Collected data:

--

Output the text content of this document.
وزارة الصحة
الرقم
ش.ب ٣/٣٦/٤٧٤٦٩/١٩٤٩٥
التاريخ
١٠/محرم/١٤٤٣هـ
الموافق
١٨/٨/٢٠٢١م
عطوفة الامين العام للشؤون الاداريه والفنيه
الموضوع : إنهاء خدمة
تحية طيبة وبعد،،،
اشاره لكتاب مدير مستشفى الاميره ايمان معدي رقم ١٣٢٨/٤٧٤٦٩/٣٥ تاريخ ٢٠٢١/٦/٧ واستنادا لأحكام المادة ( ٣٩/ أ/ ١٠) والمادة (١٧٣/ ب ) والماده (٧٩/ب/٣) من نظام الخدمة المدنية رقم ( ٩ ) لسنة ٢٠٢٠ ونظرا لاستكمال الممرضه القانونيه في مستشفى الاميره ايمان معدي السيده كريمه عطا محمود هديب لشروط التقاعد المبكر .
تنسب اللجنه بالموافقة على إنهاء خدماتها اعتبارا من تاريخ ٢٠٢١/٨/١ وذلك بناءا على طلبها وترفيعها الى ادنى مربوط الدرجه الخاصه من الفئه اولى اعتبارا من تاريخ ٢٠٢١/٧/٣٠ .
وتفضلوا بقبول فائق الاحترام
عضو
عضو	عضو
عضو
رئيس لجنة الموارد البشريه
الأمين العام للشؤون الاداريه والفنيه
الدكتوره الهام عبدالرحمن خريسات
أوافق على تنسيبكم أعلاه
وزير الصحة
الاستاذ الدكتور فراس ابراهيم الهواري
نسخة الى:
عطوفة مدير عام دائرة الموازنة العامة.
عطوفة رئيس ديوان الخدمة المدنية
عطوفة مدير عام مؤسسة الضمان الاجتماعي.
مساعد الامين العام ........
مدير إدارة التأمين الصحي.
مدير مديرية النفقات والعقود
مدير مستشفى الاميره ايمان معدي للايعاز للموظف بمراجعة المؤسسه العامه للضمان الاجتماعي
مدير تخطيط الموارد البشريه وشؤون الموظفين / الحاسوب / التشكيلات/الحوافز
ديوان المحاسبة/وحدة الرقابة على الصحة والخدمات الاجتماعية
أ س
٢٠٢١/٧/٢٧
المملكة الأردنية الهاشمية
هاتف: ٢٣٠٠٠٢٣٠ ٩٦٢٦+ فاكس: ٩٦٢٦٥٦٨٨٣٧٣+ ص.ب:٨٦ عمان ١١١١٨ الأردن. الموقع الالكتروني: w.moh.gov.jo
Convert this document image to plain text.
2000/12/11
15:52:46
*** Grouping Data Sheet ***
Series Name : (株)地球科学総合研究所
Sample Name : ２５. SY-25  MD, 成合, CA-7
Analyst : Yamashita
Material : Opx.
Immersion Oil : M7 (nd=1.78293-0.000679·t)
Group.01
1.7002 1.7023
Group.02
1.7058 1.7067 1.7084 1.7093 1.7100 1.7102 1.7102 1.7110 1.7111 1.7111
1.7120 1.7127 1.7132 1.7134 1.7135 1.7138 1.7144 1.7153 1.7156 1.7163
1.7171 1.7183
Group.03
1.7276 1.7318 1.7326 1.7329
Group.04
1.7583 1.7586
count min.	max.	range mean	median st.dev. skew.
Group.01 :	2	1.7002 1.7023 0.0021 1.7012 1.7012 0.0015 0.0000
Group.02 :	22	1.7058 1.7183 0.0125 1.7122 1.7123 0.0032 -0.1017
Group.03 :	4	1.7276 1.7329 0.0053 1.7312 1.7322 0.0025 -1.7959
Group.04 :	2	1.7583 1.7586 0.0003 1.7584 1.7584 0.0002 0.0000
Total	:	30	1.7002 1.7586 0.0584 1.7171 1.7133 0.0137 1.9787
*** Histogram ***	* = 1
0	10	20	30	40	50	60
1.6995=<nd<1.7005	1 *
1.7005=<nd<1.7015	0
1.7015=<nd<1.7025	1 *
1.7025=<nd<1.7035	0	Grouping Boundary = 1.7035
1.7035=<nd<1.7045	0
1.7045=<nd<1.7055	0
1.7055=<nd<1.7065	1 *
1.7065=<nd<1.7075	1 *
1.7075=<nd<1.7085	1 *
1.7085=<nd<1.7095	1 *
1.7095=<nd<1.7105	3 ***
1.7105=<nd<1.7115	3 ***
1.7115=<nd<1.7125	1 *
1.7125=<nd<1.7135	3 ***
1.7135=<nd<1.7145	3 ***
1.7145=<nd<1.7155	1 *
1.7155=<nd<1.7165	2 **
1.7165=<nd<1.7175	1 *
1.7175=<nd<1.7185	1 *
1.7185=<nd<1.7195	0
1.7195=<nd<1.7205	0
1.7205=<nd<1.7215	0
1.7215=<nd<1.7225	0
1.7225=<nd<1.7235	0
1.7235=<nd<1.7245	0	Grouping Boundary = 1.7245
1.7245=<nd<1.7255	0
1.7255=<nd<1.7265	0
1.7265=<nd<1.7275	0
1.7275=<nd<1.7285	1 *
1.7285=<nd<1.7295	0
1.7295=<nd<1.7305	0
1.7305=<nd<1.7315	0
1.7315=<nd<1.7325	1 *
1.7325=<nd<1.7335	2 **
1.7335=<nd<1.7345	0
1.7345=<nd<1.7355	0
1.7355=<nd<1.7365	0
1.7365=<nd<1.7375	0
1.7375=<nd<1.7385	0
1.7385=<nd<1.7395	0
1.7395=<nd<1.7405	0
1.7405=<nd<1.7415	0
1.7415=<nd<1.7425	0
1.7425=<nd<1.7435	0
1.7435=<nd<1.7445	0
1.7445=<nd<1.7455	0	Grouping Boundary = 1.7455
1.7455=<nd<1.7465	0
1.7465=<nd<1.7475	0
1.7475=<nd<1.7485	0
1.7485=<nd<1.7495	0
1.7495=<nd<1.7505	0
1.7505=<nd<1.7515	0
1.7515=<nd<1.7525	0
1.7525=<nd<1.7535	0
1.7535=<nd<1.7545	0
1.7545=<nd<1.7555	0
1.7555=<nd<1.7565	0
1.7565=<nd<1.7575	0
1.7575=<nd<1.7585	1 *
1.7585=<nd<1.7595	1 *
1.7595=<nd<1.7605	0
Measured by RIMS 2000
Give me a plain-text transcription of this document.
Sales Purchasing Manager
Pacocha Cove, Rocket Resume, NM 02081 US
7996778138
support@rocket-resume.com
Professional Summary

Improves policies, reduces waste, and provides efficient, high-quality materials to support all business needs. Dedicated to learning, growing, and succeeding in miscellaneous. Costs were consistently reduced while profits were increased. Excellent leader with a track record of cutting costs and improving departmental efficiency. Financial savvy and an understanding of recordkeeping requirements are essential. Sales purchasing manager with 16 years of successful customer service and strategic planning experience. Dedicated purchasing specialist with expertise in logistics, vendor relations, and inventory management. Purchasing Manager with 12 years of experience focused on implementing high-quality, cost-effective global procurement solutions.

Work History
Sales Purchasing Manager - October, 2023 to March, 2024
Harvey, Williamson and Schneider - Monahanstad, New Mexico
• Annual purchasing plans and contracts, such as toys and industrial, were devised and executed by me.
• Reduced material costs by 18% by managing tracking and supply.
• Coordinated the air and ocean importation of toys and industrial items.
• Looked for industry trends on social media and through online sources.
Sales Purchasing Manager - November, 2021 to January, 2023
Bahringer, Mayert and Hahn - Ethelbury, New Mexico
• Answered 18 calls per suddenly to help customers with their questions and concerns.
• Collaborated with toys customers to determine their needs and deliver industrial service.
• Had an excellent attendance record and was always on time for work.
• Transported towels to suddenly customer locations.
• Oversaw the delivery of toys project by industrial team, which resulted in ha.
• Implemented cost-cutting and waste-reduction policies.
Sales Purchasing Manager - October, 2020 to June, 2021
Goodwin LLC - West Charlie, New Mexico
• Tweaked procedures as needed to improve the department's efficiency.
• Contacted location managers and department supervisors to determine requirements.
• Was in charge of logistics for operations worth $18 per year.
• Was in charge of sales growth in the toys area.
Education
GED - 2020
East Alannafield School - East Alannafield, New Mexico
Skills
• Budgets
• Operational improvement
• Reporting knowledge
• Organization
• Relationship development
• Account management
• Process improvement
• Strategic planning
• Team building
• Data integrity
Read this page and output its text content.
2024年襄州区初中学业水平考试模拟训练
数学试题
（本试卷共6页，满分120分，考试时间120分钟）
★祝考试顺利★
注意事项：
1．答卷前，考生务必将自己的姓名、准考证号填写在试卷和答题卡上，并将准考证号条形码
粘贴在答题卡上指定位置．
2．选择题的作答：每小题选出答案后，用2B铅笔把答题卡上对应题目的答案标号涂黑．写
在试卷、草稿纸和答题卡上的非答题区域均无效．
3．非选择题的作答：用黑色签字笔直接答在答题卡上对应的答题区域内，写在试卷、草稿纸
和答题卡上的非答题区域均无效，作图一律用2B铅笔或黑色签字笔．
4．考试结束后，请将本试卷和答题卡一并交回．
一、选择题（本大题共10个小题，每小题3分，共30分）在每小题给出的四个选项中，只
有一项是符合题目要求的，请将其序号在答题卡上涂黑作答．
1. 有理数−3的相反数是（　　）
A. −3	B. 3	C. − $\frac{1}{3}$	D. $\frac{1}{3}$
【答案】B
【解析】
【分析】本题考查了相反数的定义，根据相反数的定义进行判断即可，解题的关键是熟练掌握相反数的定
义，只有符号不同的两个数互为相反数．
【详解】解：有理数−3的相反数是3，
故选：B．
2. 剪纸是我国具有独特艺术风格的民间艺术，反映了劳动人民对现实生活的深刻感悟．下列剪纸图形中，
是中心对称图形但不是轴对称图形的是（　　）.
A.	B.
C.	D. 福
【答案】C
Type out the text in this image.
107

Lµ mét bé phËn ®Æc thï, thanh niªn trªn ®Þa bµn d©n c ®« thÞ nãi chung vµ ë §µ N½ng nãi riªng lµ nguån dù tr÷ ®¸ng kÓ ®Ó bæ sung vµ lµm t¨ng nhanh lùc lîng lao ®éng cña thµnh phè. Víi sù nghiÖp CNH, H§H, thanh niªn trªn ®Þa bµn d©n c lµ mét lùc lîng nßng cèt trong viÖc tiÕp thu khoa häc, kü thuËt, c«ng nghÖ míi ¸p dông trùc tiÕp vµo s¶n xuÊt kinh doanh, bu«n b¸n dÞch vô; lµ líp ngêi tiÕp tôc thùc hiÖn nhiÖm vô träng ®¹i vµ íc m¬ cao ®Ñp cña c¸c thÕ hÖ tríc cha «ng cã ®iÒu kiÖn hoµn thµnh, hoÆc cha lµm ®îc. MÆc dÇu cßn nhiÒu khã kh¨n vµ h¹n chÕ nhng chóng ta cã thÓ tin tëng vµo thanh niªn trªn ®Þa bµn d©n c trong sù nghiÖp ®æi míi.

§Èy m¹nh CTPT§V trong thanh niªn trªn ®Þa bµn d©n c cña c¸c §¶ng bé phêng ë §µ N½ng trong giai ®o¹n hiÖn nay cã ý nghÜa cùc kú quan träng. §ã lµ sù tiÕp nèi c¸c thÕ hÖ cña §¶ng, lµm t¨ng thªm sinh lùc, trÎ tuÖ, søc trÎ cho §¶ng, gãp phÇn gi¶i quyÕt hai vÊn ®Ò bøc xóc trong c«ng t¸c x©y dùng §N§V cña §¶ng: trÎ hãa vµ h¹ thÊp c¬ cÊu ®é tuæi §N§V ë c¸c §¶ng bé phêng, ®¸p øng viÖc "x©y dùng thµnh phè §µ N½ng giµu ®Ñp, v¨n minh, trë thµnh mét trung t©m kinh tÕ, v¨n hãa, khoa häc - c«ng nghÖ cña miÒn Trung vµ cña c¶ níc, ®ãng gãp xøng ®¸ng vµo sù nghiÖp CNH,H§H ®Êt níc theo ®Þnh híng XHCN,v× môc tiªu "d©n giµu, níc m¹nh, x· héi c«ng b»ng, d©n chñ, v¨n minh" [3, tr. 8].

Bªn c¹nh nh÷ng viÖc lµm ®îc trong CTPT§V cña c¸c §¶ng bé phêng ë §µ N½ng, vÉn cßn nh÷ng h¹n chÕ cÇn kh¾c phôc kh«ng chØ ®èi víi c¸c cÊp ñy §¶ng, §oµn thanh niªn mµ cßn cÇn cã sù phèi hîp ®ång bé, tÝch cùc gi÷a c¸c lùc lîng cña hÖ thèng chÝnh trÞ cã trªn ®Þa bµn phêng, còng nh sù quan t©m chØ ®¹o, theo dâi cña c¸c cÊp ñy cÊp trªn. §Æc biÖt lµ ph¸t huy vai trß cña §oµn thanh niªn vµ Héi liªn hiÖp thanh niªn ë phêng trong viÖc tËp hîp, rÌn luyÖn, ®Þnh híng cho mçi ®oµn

--

**Prompt**
Copy all lines in the listing above where the string "ديوان" appears.

**Result below**
عطوفة رئيس ديوان الخدمة المدنية
ديوان المحاسبة/وحدة الرقابة على الصحة والخدمات الاجتماعية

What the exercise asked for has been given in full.